- [What to work on]:
Within the records below, find each line that holds the string "Mysterious", then copy it.

★ ★ ★ ★ ★ ★ ★

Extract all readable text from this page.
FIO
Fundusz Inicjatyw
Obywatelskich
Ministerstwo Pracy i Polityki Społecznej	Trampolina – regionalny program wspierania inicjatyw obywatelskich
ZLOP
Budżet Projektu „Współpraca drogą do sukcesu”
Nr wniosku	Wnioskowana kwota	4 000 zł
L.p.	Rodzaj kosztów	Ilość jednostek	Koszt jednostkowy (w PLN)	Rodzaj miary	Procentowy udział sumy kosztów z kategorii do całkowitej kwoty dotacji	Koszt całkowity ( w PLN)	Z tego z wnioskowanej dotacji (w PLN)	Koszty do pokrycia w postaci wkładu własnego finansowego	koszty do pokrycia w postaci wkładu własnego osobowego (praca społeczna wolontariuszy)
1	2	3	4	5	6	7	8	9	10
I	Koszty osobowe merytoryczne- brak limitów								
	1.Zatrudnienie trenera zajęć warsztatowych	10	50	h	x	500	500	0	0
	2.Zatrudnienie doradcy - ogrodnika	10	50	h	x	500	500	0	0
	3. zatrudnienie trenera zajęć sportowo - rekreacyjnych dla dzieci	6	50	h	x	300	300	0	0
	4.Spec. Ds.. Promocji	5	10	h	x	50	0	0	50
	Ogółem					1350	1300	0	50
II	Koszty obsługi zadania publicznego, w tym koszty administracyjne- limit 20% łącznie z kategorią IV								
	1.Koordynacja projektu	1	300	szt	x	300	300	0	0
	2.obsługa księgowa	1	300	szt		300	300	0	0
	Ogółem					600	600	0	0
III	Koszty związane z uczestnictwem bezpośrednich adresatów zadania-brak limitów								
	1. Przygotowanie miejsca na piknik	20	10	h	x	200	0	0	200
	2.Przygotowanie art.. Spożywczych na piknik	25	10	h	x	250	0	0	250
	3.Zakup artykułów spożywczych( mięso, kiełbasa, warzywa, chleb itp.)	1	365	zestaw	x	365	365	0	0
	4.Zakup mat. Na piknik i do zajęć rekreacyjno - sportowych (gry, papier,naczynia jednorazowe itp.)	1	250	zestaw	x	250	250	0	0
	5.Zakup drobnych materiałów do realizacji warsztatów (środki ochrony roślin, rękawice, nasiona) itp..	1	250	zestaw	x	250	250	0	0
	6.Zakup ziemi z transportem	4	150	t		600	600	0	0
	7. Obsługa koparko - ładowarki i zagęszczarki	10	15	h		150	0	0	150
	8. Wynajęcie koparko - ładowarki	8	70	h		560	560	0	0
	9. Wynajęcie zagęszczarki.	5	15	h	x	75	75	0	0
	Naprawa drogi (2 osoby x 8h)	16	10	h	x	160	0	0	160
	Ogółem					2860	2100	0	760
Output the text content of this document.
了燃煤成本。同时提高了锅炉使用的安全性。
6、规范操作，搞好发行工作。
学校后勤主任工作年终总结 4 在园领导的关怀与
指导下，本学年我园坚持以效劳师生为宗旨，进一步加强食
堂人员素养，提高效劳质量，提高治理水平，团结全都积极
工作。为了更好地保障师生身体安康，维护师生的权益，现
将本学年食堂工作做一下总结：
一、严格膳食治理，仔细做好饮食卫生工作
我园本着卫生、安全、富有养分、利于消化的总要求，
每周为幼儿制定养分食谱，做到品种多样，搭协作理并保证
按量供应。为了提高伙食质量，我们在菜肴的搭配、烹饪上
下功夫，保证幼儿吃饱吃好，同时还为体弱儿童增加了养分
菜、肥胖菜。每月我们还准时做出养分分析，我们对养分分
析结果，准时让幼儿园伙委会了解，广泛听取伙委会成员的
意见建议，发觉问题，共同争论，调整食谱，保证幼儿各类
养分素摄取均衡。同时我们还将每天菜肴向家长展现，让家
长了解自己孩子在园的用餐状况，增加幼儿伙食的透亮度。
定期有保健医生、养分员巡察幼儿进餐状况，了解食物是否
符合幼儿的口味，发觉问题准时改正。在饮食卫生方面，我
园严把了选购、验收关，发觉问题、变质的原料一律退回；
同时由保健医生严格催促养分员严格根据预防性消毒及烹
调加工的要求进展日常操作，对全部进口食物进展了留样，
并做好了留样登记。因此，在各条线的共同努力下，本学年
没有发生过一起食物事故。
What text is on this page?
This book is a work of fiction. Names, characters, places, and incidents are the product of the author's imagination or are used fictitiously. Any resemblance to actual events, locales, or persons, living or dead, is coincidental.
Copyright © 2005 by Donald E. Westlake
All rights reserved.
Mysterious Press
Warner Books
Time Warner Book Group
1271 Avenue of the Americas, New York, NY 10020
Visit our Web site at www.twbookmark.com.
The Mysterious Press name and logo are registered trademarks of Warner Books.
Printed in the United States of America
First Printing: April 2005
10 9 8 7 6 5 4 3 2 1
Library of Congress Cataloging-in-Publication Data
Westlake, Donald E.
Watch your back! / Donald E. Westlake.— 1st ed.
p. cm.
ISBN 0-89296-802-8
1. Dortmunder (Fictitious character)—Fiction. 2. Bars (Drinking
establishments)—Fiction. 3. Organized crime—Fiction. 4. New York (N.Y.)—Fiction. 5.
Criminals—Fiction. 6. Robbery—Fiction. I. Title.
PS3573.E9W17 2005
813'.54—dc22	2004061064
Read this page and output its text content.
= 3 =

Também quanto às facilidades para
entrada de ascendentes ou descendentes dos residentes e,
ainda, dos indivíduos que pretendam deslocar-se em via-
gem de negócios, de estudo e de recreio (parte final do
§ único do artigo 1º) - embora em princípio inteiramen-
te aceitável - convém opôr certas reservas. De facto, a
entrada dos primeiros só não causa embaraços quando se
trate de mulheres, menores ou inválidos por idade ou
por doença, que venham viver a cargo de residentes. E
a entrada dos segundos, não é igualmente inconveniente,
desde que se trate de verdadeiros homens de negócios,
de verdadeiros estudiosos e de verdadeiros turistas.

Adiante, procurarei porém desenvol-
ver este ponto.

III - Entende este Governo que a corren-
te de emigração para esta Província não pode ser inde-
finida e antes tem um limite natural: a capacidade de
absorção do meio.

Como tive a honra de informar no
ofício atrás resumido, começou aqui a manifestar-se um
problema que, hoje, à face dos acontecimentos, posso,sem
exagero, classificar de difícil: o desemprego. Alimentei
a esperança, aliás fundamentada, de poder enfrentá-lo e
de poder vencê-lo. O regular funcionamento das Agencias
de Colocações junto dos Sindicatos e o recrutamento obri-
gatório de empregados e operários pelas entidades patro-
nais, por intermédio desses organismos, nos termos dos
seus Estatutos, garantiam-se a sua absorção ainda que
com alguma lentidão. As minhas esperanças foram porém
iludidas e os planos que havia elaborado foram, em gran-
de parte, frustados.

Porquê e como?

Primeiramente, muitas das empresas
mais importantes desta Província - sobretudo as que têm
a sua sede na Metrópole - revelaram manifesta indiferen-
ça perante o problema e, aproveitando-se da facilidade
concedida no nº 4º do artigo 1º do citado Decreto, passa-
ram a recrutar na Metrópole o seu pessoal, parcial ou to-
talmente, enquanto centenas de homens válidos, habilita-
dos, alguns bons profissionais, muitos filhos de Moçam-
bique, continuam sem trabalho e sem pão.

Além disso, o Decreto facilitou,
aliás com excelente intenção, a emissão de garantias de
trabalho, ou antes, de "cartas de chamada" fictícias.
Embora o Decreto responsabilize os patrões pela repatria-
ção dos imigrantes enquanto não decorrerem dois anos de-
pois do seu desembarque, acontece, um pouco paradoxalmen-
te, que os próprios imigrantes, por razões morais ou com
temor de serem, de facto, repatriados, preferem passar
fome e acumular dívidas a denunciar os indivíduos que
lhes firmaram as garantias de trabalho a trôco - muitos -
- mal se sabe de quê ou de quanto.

★ ★ ★ ★ ★ ★ ★

- [Result]:
Mysterious Press
The Mysterious Press name and logo are registered trademarks of Warner Books.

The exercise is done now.